## Begin

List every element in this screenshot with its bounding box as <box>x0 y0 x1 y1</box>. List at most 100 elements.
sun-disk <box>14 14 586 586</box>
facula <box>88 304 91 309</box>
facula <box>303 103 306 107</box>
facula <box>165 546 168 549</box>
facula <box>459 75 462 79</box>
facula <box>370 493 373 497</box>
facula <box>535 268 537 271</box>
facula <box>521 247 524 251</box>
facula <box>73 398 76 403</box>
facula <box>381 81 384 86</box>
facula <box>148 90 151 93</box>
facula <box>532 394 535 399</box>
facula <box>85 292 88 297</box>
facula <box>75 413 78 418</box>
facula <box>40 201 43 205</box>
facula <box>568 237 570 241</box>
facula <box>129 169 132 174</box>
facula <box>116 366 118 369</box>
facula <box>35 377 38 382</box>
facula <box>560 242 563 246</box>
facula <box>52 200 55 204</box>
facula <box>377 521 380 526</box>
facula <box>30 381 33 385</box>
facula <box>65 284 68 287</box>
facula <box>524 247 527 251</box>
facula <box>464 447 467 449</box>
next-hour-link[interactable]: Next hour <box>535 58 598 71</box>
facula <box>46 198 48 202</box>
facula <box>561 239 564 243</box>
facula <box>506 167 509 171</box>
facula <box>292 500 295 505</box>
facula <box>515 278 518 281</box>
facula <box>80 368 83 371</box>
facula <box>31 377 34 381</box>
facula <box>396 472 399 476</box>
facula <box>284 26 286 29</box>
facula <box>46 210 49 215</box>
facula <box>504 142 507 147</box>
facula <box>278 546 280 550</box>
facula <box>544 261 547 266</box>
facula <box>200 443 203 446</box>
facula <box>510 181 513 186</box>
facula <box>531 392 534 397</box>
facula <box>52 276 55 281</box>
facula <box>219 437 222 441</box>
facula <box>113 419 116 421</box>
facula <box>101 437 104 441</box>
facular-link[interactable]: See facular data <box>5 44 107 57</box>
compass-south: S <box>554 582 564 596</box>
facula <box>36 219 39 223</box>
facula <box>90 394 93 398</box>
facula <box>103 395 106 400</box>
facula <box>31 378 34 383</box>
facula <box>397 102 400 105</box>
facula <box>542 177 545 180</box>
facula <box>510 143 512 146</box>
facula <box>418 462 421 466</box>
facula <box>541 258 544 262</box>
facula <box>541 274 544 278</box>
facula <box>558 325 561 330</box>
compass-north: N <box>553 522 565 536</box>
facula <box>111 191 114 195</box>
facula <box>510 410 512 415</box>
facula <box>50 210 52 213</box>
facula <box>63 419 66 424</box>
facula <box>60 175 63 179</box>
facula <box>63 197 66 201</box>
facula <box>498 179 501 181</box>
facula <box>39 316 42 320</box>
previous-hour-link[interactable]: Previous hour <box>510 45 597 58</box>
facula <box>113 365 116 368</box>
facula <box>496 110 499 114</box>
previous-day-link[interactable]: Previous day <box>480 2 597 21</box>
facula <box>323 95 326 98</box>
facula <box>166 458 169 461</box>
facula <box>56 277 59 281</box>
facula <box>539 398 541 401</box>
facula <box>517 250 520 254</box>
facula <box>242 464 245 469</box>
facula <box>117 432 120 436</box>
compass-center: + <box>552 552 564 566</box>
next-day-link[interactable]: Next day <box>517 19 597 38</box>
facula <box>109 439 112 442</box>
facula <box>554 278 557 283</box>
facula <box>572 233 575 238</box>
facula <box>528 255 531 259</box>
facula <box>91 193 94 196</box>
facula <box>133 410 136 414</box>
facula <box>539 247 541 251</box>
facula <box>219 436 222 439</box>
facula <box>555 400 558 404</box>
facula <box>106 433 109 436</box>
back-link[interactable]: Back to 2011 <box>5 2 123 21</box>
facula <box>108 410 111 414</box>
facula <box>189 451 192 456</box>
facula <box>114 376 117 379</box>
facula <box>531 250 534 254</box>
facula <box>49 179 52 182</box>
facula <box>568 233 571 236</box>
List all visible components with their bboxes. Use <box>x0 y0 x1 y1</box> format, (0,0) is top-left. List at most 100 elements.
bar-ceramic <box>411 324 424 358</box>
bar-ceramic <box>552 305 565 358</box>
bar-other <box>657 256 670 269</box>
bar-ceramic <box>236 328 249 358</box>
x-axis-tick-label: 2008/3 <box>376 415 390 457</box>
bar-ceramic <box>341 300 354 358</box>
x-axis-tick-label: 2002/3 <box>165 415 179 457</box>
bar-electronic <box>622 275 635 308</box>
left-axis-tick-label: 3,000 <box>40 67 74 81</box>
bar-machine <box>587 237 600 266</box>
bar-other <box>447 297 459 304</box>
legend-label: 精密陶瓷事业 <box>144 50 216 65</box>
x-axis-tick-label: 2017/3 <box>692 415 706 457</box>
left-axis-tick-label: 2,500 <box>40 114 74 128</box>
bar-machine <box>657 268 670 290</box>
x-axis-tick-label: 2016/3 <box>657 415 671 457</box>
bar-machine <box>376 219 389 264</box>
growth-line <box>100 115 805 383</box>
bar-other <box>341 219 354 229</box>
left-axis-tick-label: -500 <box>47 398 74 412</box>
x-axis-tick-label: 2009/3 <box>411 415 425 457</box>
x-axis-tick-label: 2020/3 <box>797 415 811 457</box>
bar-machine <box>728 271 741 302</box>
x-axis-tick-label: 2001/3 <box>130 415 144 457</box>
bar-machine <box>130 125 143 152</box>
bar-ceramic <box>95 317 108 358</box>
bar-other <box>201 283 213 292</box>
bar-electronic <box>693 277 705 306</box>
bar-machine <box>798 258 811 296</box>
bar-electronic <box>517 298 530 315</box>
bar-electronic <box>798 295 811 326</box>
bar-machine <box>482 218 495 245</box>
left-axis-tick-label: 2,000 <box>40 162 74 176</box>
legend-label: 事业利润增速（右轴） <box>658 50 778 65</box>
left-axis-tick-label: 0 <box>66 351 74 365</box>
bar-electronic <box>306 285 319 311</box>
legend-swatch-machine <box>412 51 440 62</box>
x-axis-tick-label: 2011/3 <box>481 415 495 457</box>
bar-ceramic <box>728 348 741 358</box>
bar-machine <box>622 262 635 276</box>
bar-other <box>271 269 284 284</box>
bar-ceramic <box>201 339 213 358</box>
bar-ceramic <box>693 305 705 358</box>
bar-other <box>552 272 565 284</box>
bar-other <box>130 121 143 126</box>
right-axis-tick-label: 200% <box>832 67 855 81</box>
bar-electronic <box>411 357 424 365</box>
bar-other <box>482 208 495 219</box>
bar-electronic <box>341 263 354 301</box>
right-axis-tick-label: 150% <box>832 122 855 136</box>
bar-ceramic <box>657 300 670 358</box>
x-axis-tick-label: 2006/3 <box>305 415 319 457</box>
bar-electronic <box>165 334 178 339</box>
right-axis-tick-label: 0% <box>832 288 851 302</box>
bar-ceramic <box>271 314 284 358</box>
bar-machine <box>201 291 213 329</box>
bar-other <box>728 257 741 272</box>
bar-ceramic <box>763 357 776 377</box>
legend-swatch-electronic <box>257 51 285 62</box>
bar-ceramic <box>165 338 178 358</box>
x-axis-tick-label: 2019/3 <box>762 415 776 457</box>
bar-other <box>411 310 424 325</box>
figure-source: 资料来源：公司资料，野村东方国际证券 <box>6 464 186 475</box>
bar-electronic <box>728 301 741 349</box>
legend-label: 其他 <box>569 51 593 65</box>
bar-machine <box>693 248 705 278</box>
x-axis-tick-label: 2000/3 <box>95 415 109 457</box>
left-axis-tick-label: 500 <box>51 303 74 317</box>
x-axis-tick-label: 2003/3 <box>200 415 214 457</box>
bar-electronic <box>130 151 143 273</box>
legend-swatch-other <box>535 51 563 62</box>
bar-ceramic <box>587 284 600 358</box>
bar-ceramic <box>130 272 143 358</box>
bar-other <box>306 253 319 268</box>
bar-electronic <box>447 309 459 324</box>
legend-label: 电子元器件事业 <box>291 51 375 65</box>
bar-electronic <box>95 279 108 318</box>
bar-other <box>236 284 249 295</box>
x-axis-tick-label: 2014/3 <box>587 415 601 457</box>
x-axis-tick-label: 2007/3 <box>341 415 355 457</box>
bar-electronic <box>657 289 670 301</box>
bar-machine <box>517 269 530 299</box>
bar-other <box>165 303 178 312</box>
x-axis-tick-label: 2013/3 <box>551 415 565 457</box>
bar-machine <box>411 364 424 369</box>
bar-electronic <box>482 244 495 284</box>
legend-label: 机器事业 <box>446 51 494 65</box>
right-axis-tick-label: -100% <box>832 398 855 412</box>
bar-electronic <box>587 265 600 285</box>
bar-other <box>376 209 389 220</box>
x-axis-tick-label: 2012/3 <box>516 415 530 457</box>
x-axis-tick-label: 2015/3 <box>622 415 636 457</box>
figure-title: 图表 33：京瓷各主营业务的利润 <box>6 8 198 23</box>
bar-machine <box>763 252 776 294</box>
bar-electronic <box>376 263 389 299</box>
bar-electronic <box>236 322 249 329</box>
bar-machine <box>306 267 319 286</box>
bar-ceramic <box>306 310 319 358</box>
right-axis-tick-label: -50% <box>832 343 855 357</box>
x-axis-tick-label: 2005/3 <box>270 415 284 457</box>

## End

◆ **EXERCISE DIRECTIONS**:
Please render the data above, from its start through the line containing "facula <box>165 546 168 549</box>", as a numbered list with blank lines left out.

◆ **CORRECT RESULT**:
1. List every element in this screenshot with its bounding box as <box>x0 y0 x1 y1</box>. List at most 100 elements.
2. sun-disk <box>14 14 586 586</box>
3. facula <box>88 304 91 309</box>
4. facula <box>303 103 306 107</box>
5. facula <box>165 546 168 549</box>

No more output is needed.